[EXERCISE TASK] Pick out every line with the word "production" and copy it.

[Collection entries]
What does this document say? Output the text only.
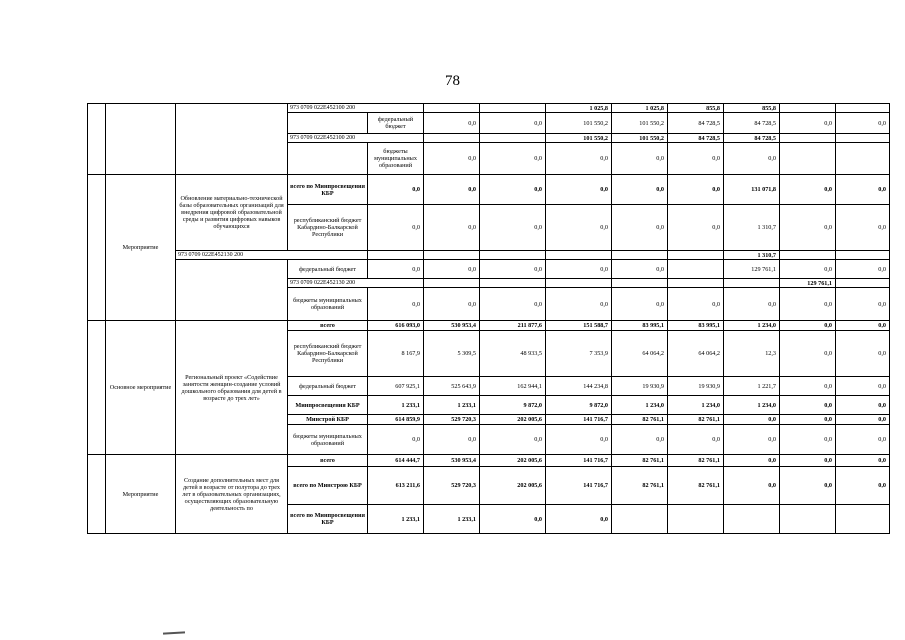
78
			973 0709 022E452100 200				1 025,8	1 025,8	855,8	855,8			
				федеральный бюджет	0,0	0,0	101 550,2	101 550,2	84 728,5	84 728,5	0,0	0,0	
			973 0709 022E452100 200				101 550,2	101 550,2	84 728,5	84 728,5			
				бюджеты муниципальных образований	0,0	0,0	0,0	0,0	0,0	0,0			
	Мероприятие	Обновление материально-технической базы образовательных организаций для внедрения цифровой образовательной среды и развития цифровых навыков обучающихся	всего по Минпросвещения КБР	0,0	0,0	0,0	0,0	0,0	0,0	131 071,8	0,0	0,0	
			республиканский бюджет Кабардино-Балкарской Республики	0,0	0,0	0,0	0,0	0,0	0,0	1 310,7	0,0	0,0	
		973 0709 022E452130 200								1 310,7			
			федеральный бюджет	0,0	0,0	0,0	0,0	0,0		129 761,1	0,0	0,0	
			973 0709 022E452130 200								129 761,1		
			бюджеты муниципальных образований	0,0	0,0	0,0	0,0	0,0	0,0	0,0	0,0	0,0	
	Основное мероприятие	Региональный проект «Содействие занятости женщин-создание условий дошкольного образования для детей в возрасте до трех лет»	всего	616 093,0	530 953,4	211 877,6	151 588,7	83 995,1	83 995,1	1 234,0	0,0	0,0	
			республиканский бюджет Кабардино-Балкарской Республики	8 167,9	5 309,5	48 933,5	7 353,9	64 064,2	64 064,2	12,3	0,0	0,0	
			федеральный бюджет	607 925,1	525 643,9	162 944,1	144 234,8	19 930,9	19 930,9	1 221,7	0,0	0,0	
			Минпросвещения КБР	1 233,1	1 233,1	9 872,0	9 872,0	1 234,0	1 234,0	1 234,0	0,0	0,0	
			Минстрой КБР	614 859,9	529 720,3	202 005,6	141 716,7	82 761,1	82 761,1	0,0	0,0	0,0	
			бюджеты муниципальных образований	0,0	0,0	0,0	0,0	0,0	0,0	0,0	0,0	0,0	
	Мероприятие	Создание дополнительных мест для детей в возрасте от полутора до трех лет в образовательных организациях, осуществляющих образовательную деятельность по	всего	614 444,7	530 953,4	202 005,6	141 716,7	82 761,1	82 761,1	0,0	0,0	0,0	
			всего по Минстрою КБР	613 211,6	529 720,3	202 005,6	141 716,7	82 761,1	82 761,1	0,0	0,0	0,0	
			всего по Минпросвещения КБР	1 233,1	1 233,1	0,0	0,0						
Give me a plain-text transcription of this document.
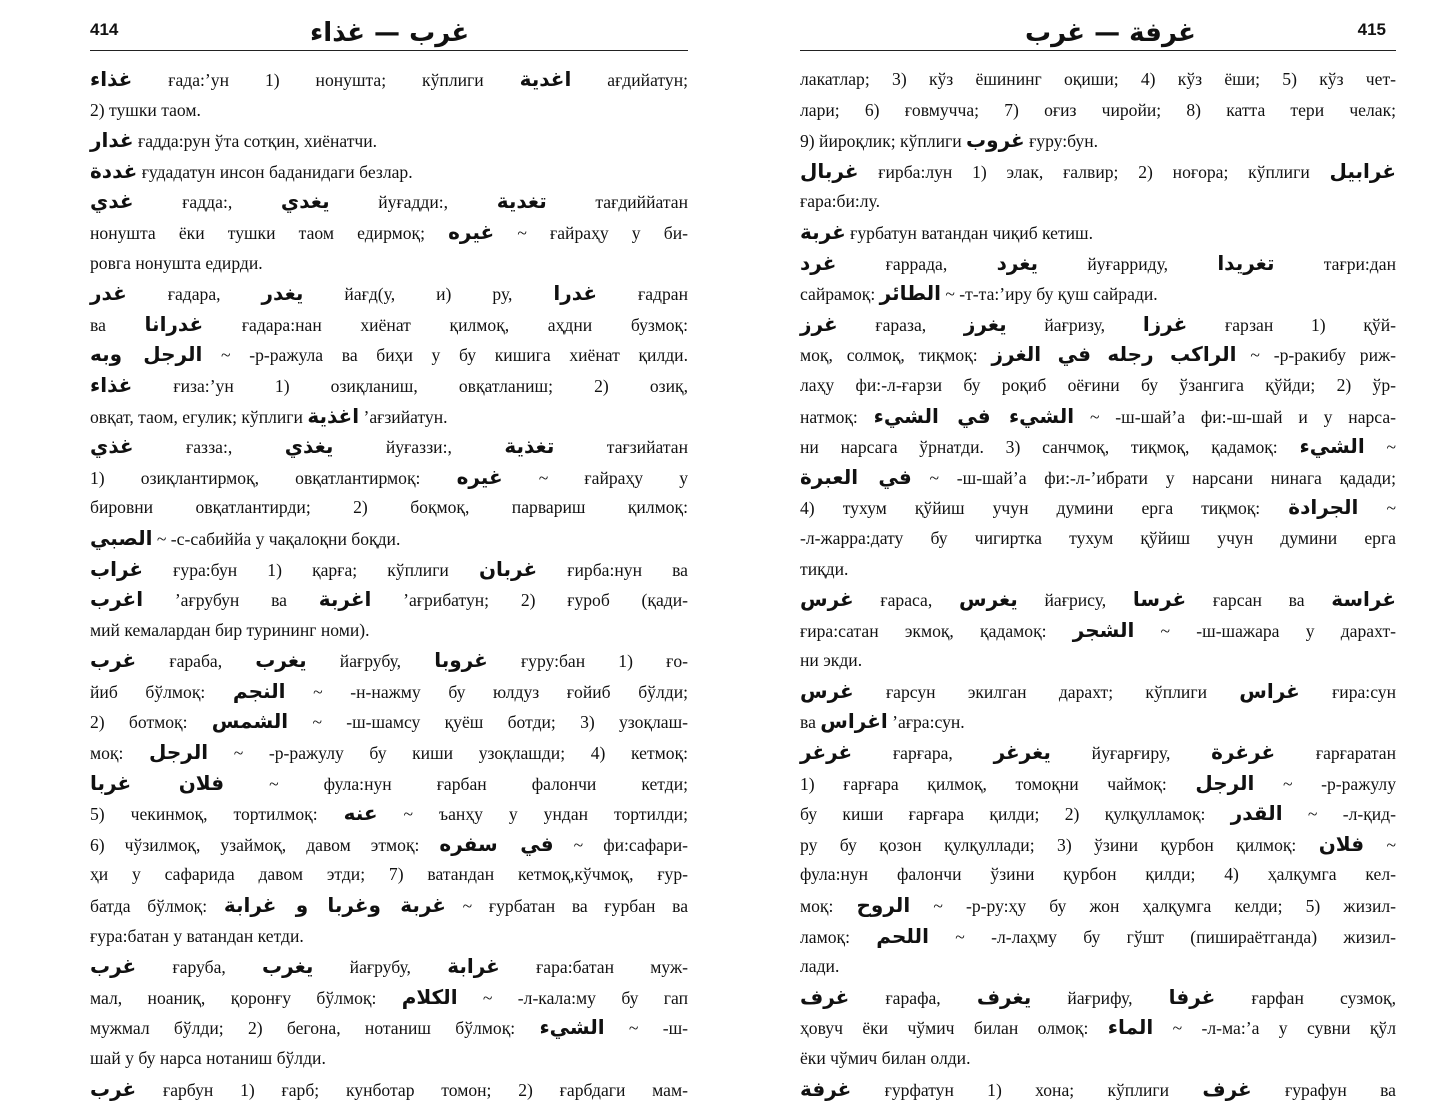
414	غرب — غذاء
غذاء ғада:’ун 1) нонушта; кўплиги اغدية ағдийатун;
2) тушки таом.
غدار ғадда:рун ўта сотқин, хиёнатчи.
غددة ғудадатун инсон баданидаги безлар.
غدي ғадда:, يغدي йуғадди:, تغدية тағдиййатан
нонушта ёки тушки таом едирмоқ; غيره ~ ғайраҳу у би-
ровга нонушта едирди.
غدر ғадара, يغدر йағд(у, и) ру, غدرا ғадран
ва غدرانا ғадара:нан хиёнат қилмоқ, аҳдни бузмоқ:
الرجل وبه ~ -р-ражула ва биҳи у бу кишига хиёнат қилди.
غذاء ғиза:’ун 1) озиқланиш, овқатланиш; 2) озиқ,
овқат, таом, егулик; кўплиги اغذية ’ағзийатун.
غذي ғазза:, يغذي йуғаззи:, تغذية тағзийатан
1) озиқлантирмоқ, овқатлантирмоқ: غيره ~ ғайраҳу у
бировни овқатлантирди; 2) боқмоқ, парвариш қилмоқ:
الصبي ~ -с-сабиййа у чақалоқни боқди.
غراب ғура:бун 1) қарға; кўплиги غربان ғирба:нун ва
اغرب ’ағрубун ва اغربة ’ағрибатун; 2) ғуроб (қади-
мий кемалардан бир турининг номи).
غرب ғараба, يغرب йағрубу, غروبا ғуру:бан 1) ғо-
йиб бўлмоқ: النجم ~ -н-нажму бу юлдуз ғойиб бўлди;
2) ботмоқ: الشمس ~ -ш-шамсу қуёш ботди; 3) узоқлаш-
моқ: الرجل ~ -р-ражулу бу киши узоқлашди; 4) кетмоқ:
فلان غربا ~ фула:нун ғарбан фалончи кетди;
5) чекинмоқ, тортилмоқ: عنه ~ ъанҳу у ундан тортилди;
6) чўзилмоқ, узаймоқ, давом этмоқ: في سفره ~ фи:сафари-
ҳи у сафарида давом этди; 7) ватандан кетмоқ,кўчмоқ, ғур-
батда бўлмоқ: غربة وغربا و غرابة ~ ғурбатан ва ғурбан ва
ғура:батан у ватандан кетди.
غرب ғаруба, يغرب йағрубу, غرابة ғара:батан муж-
мал, ноаниқ, қоронғу бўлмоқ: الكلام ~ -л-кала:му бу гап
мужмал бўлди; 2) бегона, нотаниш бўлмоқ: الشيء ~ -ш-
шай у бу нарса нотаниш бўлди.
غرب ғарбун 1) ғарб; кунботар томон; 2) ғарбдаги мам-
415
غرفة — غرب
лакатлар; 3) кўз ёшининг оқиши; 4) кўз ёши; 5) кўз чет-
лари; 6) ғовмучча; 7) оғиз чиройи; 8) катта тери челак;
9) йироқлик; кўплиги غروب ғуру:бун.
غربال ғирба:лун 1) элак, ғалвир; 2) ноғора; кўплиги غرابيل
ғара:би:лу.
غربة ғурбатун ватандан чиқиб кетиш.
غرد ғаррада, يغرد йуғарриду, تغريدا тағри:дан
сайрамоқ: الطائر ~ -т-та:’иру бу қуш сайради.
غرز ғараза, يغرز йағризу, غرزا ғарзан 1) қўй-
моқ, солмоқ, тиқмоқ: الراكب رجله في الغرز ~ -р-ракибу риж-
лаҳу фи:-л-ғарзи бу роқиб оёғини бу ўзангига қўйди; 2) ўр-
натмоқ: الشيء في الشيء ~ -ш-шай’а фи:-ш-шай и у нарса-
ни нарсага ўрнатди. 3) санчмоқ, тиқмоқ, қадамоқ: الشيء ~
في العبرة ~ -ш-шай’а фи:-л-’ибрати у нарсани нинага қадади;
4) тухум қўйиш учун думини ерга тиқмоқ: الجرادة ~
-л-жарра:дату бу чигиртка тухум қўйиш учун думини ерга
тиқди.
غرس ғараса, يغرس йағрису, غرسا ғарсан ва غراسة
ғира:сатан экмоқ, қадамоқ: الشجر ~ -ш-шажара у дарахт-
ни экди.
غرس ғарсун экилган дарахт; кўплиги غراس ғира:сун
ва اغراس ’ағра:сун.
غرغر ғарғара, يغرغر йуғарғиру, غرغرة ғарғаратан
1) ғарғара қилмоқ, томоқни чаймоқ: الرجل ~ -р-ражулу
бу киши ғарғара қилди; 2) қулқулламоқ: القدر ~ -л-қид-
ру бу қозон қулқуллади; 3) ўзини қурбон қилмоқ: فلان ~
фула:нун фалончи ўзини қурбон қилди; 4) ҳалқумга кел-
моқ: الروح ~ -р-ру:ҳу бу жон ҳалқумга келди; 5) жизил-
ламоқ: اللحم ~ -л-лаҳму бу гўшт (пишираётганда) жизил-
лади.
غرف ғарафа, يغرف йағрифу, غرفا ғарфан сузмоқ,
ҳовуч ёки чўмич билан олмоқ: الماء ~ -л-ма:’а у сувни қўл
ёки чўмич билан олди.
غرفة ғурфатун 1) хона; кўплиги غرف ғурафун ва
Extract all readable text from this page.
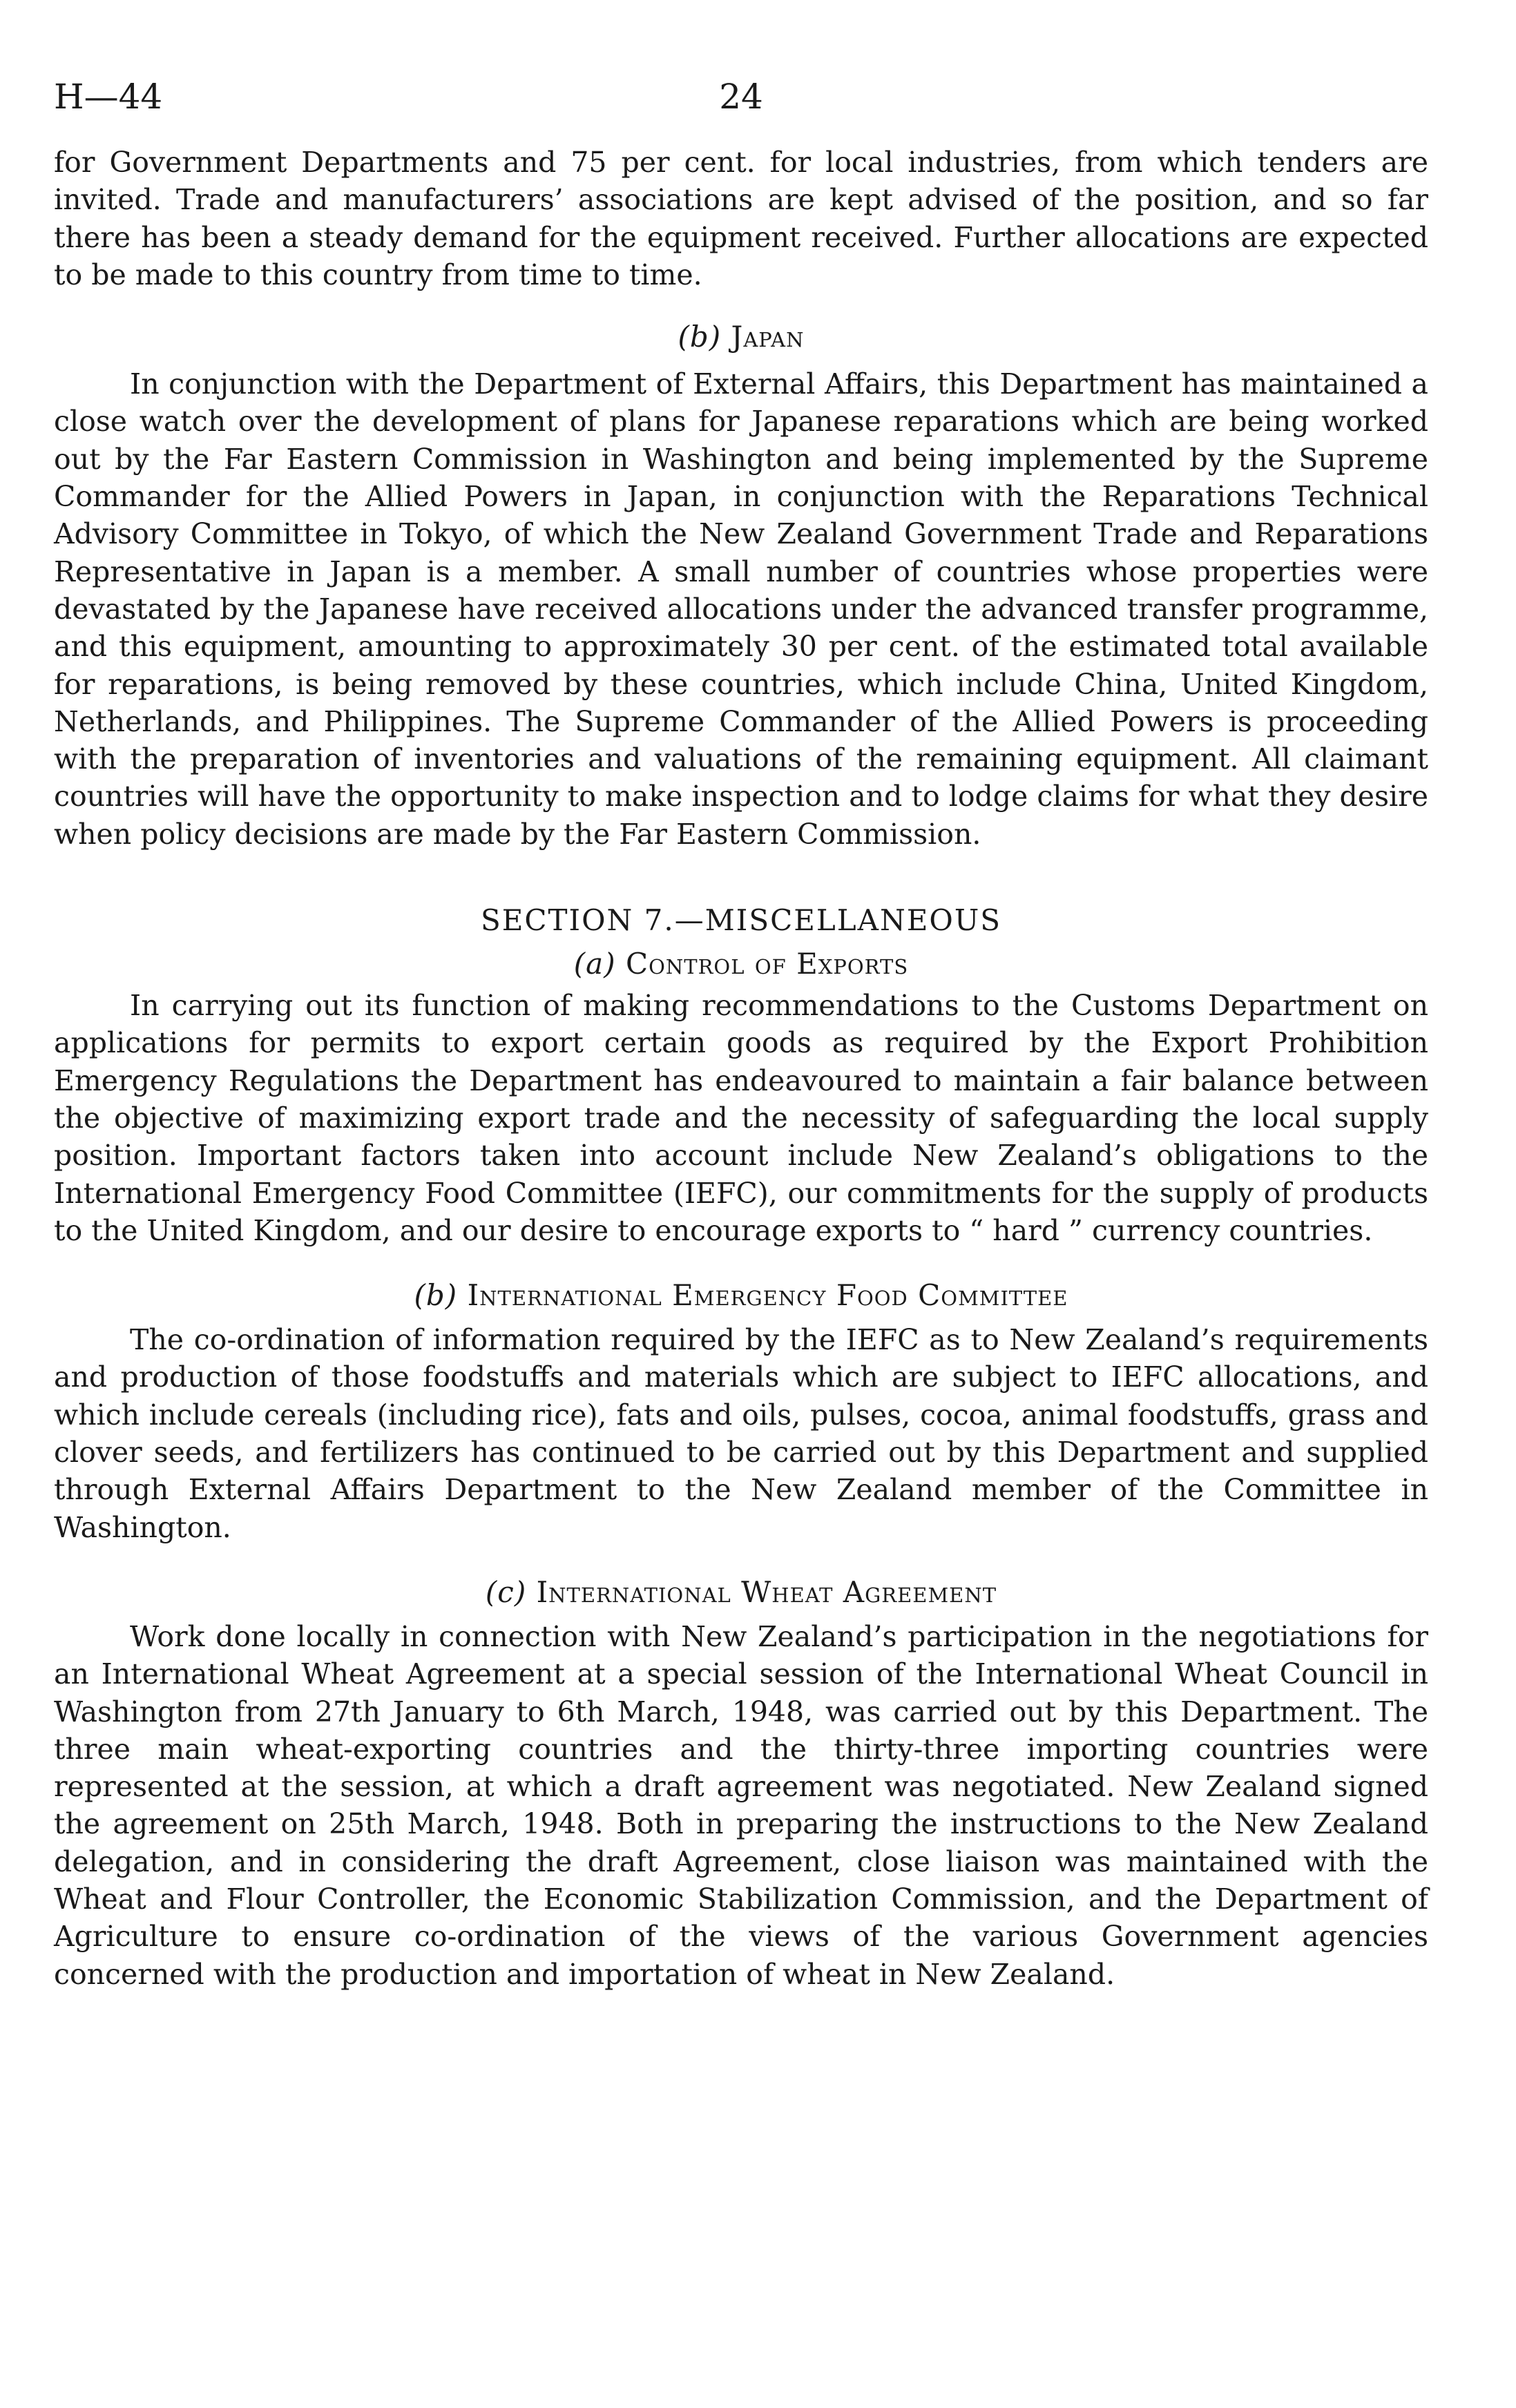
H—44	24

for Government Departments and 75 per cent. for local industries, from which tenders are invited. Trade and manufacturers’ associations are kept advised of the position, and so far there has been a steady demand for the equipment received. Further allocations are expected to be made to this country from time to time.

(b) Japan

In conjunction with the Department of External Affairs, this Department has maintained a close watch over the development of plans for Japanese reparations which are being worked out by the Far Eastern Commission in Washington and being implemented by the Supreme Commander for the Allied Powers in Japan, in conjunction with the Reparations Technical Advisory Committee in Tokyo, of which the New Zealand Government Trade and Reparations Representative in Japan is a member. A small number of countries whose properties were devastated by the Japanese have received allocations under the advanced transfer programme, and this equipment, amounting to approximately 30 per cent. of the estimated total available for reparations, is being removed by these countries, which include China, United Kingdom, Netherlands, and Philippines. The Supreme Commander of the Allied Powers is proceeding with the preparation of inventories and valuations of the remaining equipment. All claimant countries will have the opportunity to make inspection and to lodge claims for what they desire when policy decisions are made by the Far Eastern Commission.

SECTION 7.—MISCELLANEOUS
(a) Control of Exports

In carrying out its function of making recommendations to the Customs Department on applications for permits to export certain goods as required by the Export Prohibition Emergency Regulations the Department has endeavoured to maintain a fair balance between the objective of maximizing export trade and the necessity of safeguarding the local supply position. Important factors taken into account include New Zealand’s obligations to the International Emergency Food Committee (IEFC), our commitments for the supply of products to the United Kingdom, and our desire to encourage exports to “ hard ” currency countries.

(b) International Emergency Food Committee

The co-ordination of information required by the IEFC as to New Zealand’s requirements and production of those foodstuffs and materials which are subject to IEFC allocations, and which include cereals (including rice), fats and oils, pulses, cocoa, animal foodstuffs, grass and clover seeds, and fertilizers has continued to be carried out by this Department and supplied through External Affairs Department to the New Zealand member of the Committee in Washington.

(c) International Wheat Agreement

Work done locally in connection with New Zealand’s participation in the negotiations for an International Wheat Agreement at a special session of the International Wheat Council in Washington from 27th January to 6th March, 1948, was carried out by this Department. The three main wheat-exporting countries and the thirty-three importing countries were represented at the session, at which a draft agreement was negotiated. New Zealand signed the agreement on 25th March, 1948. Both in preparing the instructions to the New Zealand delegation, and in considering the draft Agreement, close liaison was maintained with the Wheat and Flour Controller, the Economic Stabilization Commission, and the Department of Agriculture to ensure co-ordination of the views of the various Government agencies concerned with the production and importation of wheat in New Zealand.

[SOLUTION BELOW]
The co-ordination of information required by the IEFC as to New Zealand’s requirements and production of those foodstuffs and materials which are subject to IEFC allocations, and which include cereals (including rice), fats and oils, pulses, cocoa, animal foodstuffs, grass and clover seeds, and fertilizers has continued to be carried out by this Department and supplied through External Affairs Department to the New Zealand member of the Committee in Washington.
Work done locally in connection with New Zealand’s participation in the negotiations for an International Wheat Agreement at a special session of the International Wheat Council in Washington from 27th January to 6th March, 1948, was carried out by this Department. The three main wheat-exporting countries and the thirty-three importing countries were represented at the session, at which a draft agreement was negotiated. New Zealand signed the agreement on 25th March, 1948. Both in preparing the instructions to the New Zealand delegation, and in considering the draft Agreement, close liaison was maintained with the Wheat and Flour Controller, the Economic Stabilization Commission, and the Department of Agriculture to ensure co-ordination of the views of the various Government agencies concerned with the production and importation of wheat in New Zealand.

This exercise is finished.